**Exercise input**
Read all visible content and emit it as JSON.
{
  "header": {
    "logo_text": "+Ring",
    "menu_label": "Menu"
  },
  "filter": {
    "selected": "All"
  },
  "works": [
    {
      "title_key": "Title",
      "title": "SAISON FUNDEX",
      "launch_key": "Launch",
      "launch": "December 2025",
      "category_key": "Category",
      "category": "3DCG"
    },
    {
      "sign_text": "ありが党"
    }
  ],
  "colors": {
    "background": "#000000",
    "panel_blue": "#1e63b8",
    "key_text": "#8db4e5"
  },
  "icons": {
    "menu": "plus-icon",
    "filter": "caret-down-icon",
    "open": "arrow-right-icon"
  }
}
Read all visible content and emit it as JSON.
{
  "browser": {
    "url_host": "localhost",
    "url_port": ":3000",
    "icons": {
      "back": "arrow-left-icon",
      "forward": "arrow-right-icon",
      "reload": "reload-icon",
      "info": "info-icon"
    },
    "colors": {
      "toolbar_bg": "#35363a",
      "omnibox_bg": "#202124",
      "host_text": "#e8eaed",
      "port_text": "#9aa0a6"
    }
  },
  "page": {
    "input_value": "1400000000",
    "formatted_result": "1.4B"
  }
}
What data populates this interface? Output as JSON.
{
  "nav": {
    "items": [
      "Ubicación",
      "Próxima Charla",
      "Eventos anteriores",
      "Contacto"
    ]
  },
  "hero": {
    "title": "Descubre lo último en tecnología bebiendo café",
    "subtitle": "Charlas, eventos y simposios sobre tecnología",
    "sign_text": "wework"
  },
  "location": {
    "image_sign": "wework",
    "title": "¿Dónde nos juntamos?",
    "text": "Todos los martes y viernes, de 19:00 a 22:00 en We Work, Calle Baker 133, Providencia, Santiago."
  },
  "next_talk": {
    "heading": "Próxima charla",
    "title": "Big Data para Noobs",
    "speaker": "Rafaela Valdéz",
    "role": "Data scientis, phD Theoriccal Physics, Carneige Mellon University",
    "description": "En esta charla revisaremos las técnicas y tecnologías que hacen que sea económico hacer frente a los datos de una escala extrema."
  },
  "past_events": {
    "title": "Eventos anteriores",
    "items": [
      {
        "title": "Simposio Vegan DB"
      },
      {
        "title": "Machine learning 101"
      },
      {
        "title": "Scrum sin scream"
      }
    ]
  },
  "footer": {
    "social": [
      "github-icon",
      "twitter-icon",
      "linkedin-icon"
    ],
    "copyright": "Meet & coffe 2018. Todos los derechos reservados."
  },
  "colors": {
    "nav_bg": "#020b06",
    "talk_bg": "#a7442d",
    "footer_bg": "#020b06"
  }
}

**Exercise objective**
Take the entries and copy them out exactly.

**Complete answer**
Read all visible content and emit it as JSON.
{
  "header": {
    "logo_text": "+Ring",
    "menu_label": "Menu"
  },
  "filter": {
    "selected": "All"
  },
  "works": [
    {
      "title_key": "Title",
      "title": "SAISON FUNDEX",
      "launch_key": "Launch",
      "launch": "December 2025",
      "category_key": "Category",
      "category": "3DCG"
    },
    {
      "sign_text": "ありが党"
    }
  ],
  "colors": {
    "background": "#000000",
    "panel_blue": "#1e63b8",
    "key_text": "#8db4e5"
  },
  "icons": {
    "menu": "plus-icon",
    "filter": "caret-down-icon",
    "open": "arrow-right-icon"
  }
}
Read all visible content and emit it as JSON.
{
  "browser": {
    "url_host": "localhost",
    "url_port": ":3000",
    "icons": {
      "back": "arrow-left-icon",
      "forward": "arrow-right-icon",
      "reload": "reload-icon",
      "info": "info-icon"
    },
    "colors": {
      "toolbar_bg": "#35363a",
      "omnibox_bg": "#202124",
      "host_text": "#e8eaed",
      "port_text": "#9aa0a6"
    }
  },
  "page": {
    "input_value": "1400000000",
    "formatted_result": "1.4B"
  }
}
What data populates this interface? Output as JSON.
{
  "nav": {
    "items": [
      "Ubicación",
      "Próxima Charla",
      "Eventos anteriores",
      "Contacto"
    ]
  },
  "hero": {
    "title": "Descubre lo último en tecnología bebiendo café",
    "subtitle": "Charlas, eventos y simposios sobre tecnología",
    "sign_text": "wework"
  },
  "location": {
    "image_sign": "wework",
    "title": "¿Dónde nos juntamos?",
    "text": "Todos los martes y viernes, de 19:00 a 22:00 en We Work, Calle Baker 133, Providencia, Santiago."
  },
  "next_talk": {
    "heading": "Próxima charla",
    "title": "Big Data para Noobs",
    "speaker": "Rafaela Valdéz",
    "role": "Data scientis, phD Theoriccal Physics, Carneige Mellon University",
    "description": "En esta charla revisaremos las técnicas y tecnologías que hacen que sea económico hacer frente a los datos de una escala extrema."
  },
  "past_events": {
    "title": "Eventos anteriores",
    "items": [
      {
        "title": "Simposio Vegan DB"
      },
      {
        "title": "Machine learning 101"
      },
      {
        "title": "Scrum sin scream"
      }
    ]
  },
  "footer": {
    "social": [
      "github-icon",
      "twitter-icon",
      "linkedin-icon"
    ],
    "copyright": "Meet & coffe 2018. Todos los derechos reservados."
  },
  "colors": {
    "nav_bg": "#020b06",
    "talk_bg": "#a7442d",
    "footer_bg": "#020b06"
  }
}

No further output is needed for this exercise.